• [Given task] Omit the pictures, then write out every entry exactly as it reads.

--- Begin ---

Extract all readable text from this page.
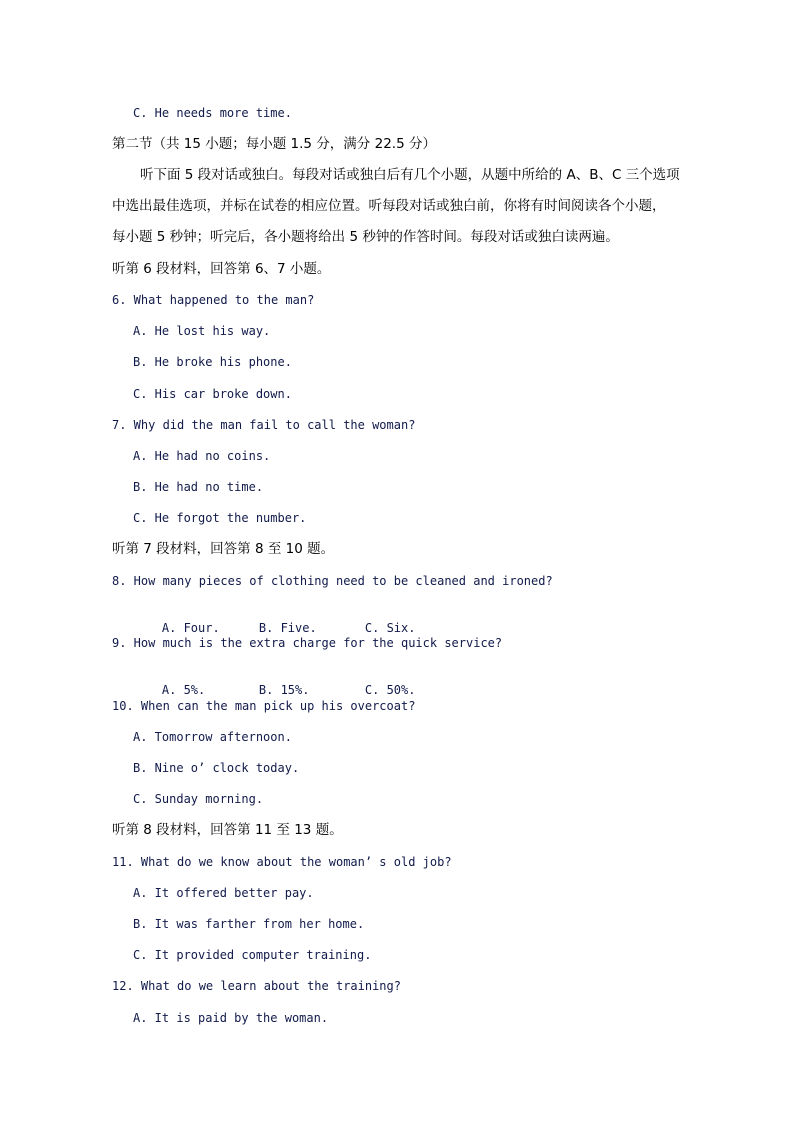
C. He needs more time.
第二节（共 15 小题；每小题 1.5 分，满分 22.5 分）
听下面 5 段对话或独白。每段对话或独白后有几个小题，从题中所给的 A、B、C 三个选项
中选出最佳选项，并标在试卷的相应位置。听每段对话或独白前，你将有时间阅读各个小题，
每小题 5 秒钟；听完后，各小题将给出 5 秒钟的作答时间。每段对话或独白读两遍。
听第 6 段材料，回答第 6、7 小题。
6. What happened to the man?
A. He lost his way.
B. He broke his phone.
C. His car broke down.
7. Why did the man fail to call the woman?
A. He had no coins.
B. He had no time.
C. He forgot the number.
听第 7 段材料，回答第 8 至 10 题。
8. How many pieces of clothing need to be cleaned and ironed?

A. Four.	B. Five.	C. Six.

9. How much is the extra charge for the quick service?

A. 5%.	B. 15%.	C. 50%.

10. When can the man pick up his overcoat?
A. Tomorrow afternoon.
B. Nine o’ clock today.
C. Sunday morning.
听第 8 段材料，回答第 11 至 13 题。
11. What do we know about the woman’ s old job?
A. It offered better pay.
B. It was farther from her home.
C. It provided computer training.
12. What do we learn about the training?
A. It is paid by the woman.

--- End ---

• [Output of the task]
Extract all readable text from this page.
C. He needs more time.
第二节（共 15 小题；每小题 1.5 分，满分 22.5 分）
听下面 5 段对话或独白。每段对话或独白后有几个小题，从题中所给的 A、B、C 三个选项
中选出最佳选项，并标在试卷的相应位置。听每段对话或独白前，你将有时间阅读各个小题，
每小题 5 秒钟；听完后，各小题将给出 5 秒钟的作答时间。每段对话或独白读两遍。
听第 6 段材料，回答第 6、7 小题。
6. What happened to the man?
A. He lost his way.
B. He broke his phone.
C. His car broke down.
7. Why did the man fail to call the woman?
A. He had no coins.
B. He had no time.
C. He forgot the number.
听第 7 段材料，回答第 8 至 10 题。
8. How many pieces of clothing need to be cleaned and ironed?

A. Four.	B. Five.	C. Six.

9. How much is the extra charge for the quick service?

A. 5%.	B. 15%.	C. 50%.

10. When can the man pick up his overcoat?
A. Tomorrow afternoon.
B. Nine o’ clock today.
C. Sunday morning.
听第 8 段材料，回答第 11 至 13 题。
11. What do we know about the woman’ s old job?
A. It offered better pay.
B. It was farther from her home.
C. It provided computer training.
12. What do we learn about the training?
A. It is paid by the woman.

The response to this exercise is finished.